- _Work required_: Go through the listing and copy every line word for word.

- _Data listing_:
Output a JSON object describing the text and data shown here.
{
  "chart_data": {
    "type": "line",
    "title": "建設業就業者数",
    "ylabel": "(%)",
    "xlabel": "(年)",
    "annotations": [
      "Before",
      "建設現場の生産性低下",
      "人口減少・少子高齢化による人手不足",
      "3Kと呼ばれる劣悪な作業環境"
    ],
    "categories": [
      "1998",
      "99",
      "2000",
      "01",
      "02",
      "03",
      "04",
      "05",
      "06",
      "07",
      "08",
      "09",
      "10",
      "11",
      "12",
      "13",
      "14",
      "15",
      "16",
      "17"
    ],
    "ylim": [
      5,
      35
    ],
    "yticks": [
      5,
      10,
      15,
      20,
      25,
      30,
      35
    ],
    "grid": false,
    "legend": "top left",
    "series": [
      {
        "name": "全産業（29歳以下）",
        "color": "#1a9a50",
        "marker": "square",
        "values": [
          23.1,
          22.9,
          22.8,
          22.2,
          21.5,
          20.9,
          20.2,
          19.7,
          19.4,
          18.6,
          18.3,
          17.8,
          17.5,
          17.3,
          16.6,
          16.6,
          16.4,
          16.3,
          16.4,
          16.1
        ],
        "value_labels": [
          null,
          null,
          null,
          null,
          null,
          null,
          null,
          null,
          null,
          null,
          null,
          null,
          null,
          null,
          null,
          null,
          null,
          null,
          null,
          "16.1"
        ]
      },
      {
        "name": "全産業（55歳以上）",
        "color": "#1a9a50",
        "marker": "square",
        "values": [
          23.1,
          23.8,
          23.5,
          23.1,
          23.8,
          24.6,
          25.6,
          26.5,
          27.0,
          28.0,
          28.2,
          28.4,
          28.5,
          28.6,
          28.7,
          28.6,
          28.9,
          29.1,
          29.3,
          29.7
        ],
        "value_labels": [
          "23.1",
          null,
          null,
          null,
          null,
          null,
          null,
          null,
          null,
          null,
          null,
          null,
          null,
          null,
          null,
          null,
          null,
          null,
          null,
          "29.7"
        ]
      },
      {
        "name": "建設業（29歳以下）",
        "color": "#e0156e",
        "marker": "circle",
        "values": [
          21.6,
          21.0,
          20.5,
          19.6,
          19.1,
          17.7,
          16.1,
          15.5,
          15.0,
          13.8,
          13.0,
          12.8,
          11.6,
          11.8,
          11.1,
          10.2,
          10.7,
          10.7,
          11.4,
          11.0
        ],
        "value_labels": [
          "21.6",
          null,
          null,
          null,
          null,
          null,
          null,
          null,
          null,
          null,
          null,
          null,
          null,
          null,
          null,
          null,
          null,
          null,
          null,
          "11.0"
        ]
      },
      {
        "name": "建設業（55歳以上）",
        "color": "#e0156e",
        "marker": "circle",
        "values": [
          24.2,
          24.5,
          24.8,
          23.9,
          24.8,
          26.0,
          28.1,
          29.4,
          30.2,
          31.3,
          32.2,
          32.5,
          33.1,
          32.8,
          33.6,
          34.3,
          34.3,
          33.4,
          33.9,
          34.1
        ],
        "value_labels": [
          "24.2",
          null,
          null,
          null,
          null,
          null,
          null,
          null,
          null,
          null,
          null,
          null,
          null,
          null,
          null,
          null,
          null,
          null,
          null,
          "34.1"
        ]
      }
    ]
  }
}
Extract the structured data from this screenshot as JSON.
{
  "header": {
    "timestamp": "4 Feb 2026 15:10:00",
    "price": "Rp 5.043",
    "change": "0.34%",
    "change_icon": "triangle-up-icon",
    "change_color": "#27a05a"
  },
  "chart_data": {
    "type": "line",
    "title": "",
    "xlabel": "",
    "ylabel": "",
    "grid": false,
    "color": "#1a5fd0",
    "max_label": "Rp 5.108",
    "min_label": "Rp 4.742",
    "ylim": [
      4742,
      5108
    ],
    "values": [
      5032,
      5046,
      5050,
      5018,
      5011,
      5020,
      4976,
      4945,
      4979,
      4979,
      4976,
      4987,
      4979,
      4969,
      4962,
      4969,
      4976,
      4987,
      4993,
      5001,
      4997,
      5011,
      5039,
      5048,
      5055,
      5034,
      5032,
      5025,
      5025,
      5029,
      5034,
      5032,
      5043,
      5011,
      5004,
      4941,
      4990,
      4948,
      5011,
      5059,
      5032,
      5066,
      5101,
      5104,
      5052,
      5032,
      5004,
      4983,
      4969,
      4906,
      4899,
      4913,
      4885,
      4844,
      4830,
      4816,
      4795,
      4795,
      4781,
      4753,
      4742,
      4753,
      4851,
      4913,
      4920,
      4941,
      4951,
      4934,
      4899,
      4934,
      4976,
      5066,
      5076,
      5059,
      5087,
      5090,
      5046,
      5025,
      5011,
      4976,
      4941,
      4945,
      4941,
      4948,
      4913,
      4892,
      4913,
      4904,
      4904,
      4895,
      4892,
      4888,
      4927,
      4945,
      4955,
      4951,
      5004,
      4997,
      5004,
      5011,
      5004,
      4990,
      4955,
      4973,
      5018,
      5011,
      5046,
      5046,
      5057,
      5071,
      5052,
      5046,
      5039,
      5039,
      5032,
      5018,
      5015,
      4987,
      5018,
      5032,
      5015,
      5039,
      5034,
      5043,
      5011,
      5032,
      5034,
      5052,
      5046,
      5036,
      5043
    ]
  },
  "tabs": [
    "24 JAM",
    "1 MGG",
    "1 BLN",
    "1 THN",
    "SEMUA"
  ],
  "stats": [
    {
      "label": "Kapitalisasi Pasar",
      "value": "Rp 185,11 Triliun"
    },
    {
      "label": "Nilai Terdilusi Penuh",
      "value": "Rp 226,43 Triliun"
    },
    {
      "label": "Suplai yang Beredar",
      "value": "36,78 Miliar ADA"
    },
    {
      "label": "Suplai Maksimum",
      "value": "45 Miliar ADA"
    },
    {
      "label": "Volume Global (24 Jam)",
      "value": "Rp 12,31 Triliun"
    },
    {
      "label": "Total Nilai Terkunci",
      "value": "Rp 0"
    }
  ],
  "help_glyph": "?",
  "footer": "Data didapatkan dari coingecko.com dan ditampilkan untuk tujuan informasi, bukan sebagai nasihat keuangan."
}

- _Full output_:
Output a JSON object describing the text and data shown here.
{
  "chart_data": {
    "type": "line",
    "title": "建設業就業者数",
    "ylabel": "(%)",
    "xlabel": "(年)",
    "annotations": [
      "Before",
      "建設現場の生産性低下",
      "人口減少・少子高齢化による人手不足",
      "3Kと呼ばれる劣悪な作業環境"
    ],
    "categories": [
      "1998",
      "99",
      "2000",
      "01",
      "02",
      "03",
      "04",
      "05",
      "06",
      "07",
      "08",
      "09",
      "10",
      "11",
      "12",
      "13",
      "14",
      "15",
      "16",
      "17"
    ],
    "ylim": [
      5,
      35
    ],
    "yticks": [
      5,
      10,
      15,
      20,
      25,
      30,
      35
    ],
    "grid": false,
    "legend": "top left",
    "series": [
      {
        "name": "全産業（29歳以下）",
        "color": "#1a9a50",
        "marker": "square",
        "values": [
          23.1,
          22.9,
          22.8,
          22.2,
          21.5,
          20.9,
          20.2,
          19.7,
          19.4,
          18.6,
          18.3,
          17.8,
          17.5,
          17.3,
          16.6,
          16.6,
          16.4,
          16.3,
          16.4,
          16.1
        ],
        "value_labels": [
          null,
          null,
          null,
          null,
          null,
          null,
          null,
          null,
          null,
          null,
          null,
          null,
          null,
          null,
          null,
          null,
          null,
          null,
          null,
          "16.1"
        ]
      },
      {
        "name": "全産業（55歳以上）",
        "color": "#1a9a50",
        "marker": "square",
        "values": [
          23.1,
          23.8,
          23.5,
          23.1,
          23.8,
          24.6,
          25.6,
          26.5,
          27.0,
          28.0,
          28.2,
          28.4,
          28.5,
          28.6,
          28.7,
          28.6,
          28.9,
          29.1,
          29.3,
          29.7
        ],
        "value_labels": [
          "23.1",
          null,
          null,
          null,
          null,
          null,
          null,
          null,
          null,
          null,
          null,
          null,
          null,
          null,
          null,
          null,
          null,
          null,
          null,
          "29.7"
        ]
      },
      {
        "name": "建設業（29歳以下）",
        "color": "#e0156e",
        "marker": "circle",
        "values": [
          21.6,
          21.0,
          20.5,
          19.6,
          19.1,
          17.7,
          16.1,
          15.5,
          15.0,
          13.8,
          13.0,
          12.8,
          11.6,
          11.8,
          11.1,
          10.2,
          10.7,
          10.7,
          11.4,
          11.0
        ],
        "value_labels": [
          "21.6",
          null,
          null,
          null,
          null,
          null,
          null,
          null,
          null,
          null,
          null,
          null,
          null,
          null,
          null,
          null,
          null,
          null,
          null,
          "11.0"
        ]
      },
      {
        "name": "建設業（55歳以上）",
        "color": "#e0156e",
        "marker": "circle",
        "values": [
          24.2,
          24.5,
          24.8,
          23.9,
          24.8,
          26.0,
          28.1,
          29.4,
          30.2,
          31.3,
          32.2,
          32.5,
          33.1,
          32.8,
          33.6,
          34.3,
          34.3,
          33.4,
          33.9,
          34.1
        ],
        "value_labels": [
          "24.2",
          null,
          null,
          null,
          null,
          null,
          null,
          null,
          null,
          null,
          null,
          null,
          null,
          null,
          null,
          null,
          null,
          null,
          null,
          "34.1"
        ]
      }
    ]
  }
}
Extract the structured data from this screenshot as JSON.
{
  "header": {
    "timestamp": "4 Feb 2026 15:10:00",
    "price": "Rp 5.043",
    "change": "0.34%",
    "change_icon": "triangle-up-icon",
    "change_color": "#27a05a"
  },
  "chart_data": {
    "type": "line",
    "title": "",
    "xlabel": "",
    "ylabel": "",
    "grid": false,
    "color": "#1a5fd0",
    "max_label": "Rp 5.108",
    "min_label": "Rp 4.742",
    "ylim": [
      4742,
      5108
    ],
    "values": [
      5032,
      5046,
      5050,
      5018,
      5011,
      5020,
      4976,
      4945,
      4979,
      4979,
      4976,
      4987,
      4979,
      4969,
      4962,
      4969,
      4976,
      4987,
      4993,
      5001,
      4997,
      5011,
      5039,
      5048,
      5055,
      5034,
      5032,
      5025,
      5025,
      5029,
      5034,
      5032,
      5043,
      5011,
      5004,
      4941,
      4990,
      4948,
      5011,
      5059,
      5032,
      5066,
      5101,
      5104,
      5052,
      5032,
      5004,
      4983,
      4969,
      4906,
      4899,
      4913,
      4885,
      4844,
      4830,
      4816,
      4795,
      4795,
      4781,
      4753,
      4742,
      4753,
      4851,
      4913,
      4920,
      4941,
      4951,
      4934,
      4899,
      4934,
      4976,
      5066,
      5076,
      5059,
      5087,
      5090,
      5046,
      5025,
      5011,
      4976,
      4941,
      4945,
      4941,
      4948,
      4913,
      4892,
      4913,
      4904,
      4904,
      4895,
      4892,
      4888,
      4927,
      4945,
      4955,
      4951,
      5004,
      4997,
      5004,
      5011,
      5004,
      4990,
      4955,
      4973,
      5018,
      5011,
      5046,
      5046,
      5057,
      5071,
      5052,
      5046,
      5039,
      5039,
      5032,
      5018,
      5015,
      4987,
      5018,
      5032,
      5015,
      5039,
      5034,
      5043,
      5011,
      5032,
      5034,
      5052,
      5046,
      5036,
      5043
    ]
  },
  "tabs": [
    "24 JAM",
    "1 MGG",
    "1 BLN",
    "1 THN",
    "SEMUA"
  ],
  "stats": [
    {
      "label": "Kapitalisasi Pasar",
      "value": "Rp 185,11 Triliun"
    },
    {
      "label": "Nilai Terdilusi Penuh",
      "value": "Rp 226,43 Triliun"
    },
    {
      "label": "Suplai yang Beredar",
      "value": "36,78 Miliar ADA"
    },
    {
      "label": "Suplai Maksimum",
      "value": "45 Miliar ADA"
    },
    {
      "label": "Volume Global (24 Jam)",
      "value": "Rp 12,31 Triliun"
    },
    {
      "label": "Total Nilai Terkunci",
      "value": "Rp 0"
    }
  ],
  "help_glyph": "?",
  "footer": "Data didapatkan dari coingecko.com dan ditampilkan untuk tujuan informasi, bukan sebagai nasihat keuangan."
}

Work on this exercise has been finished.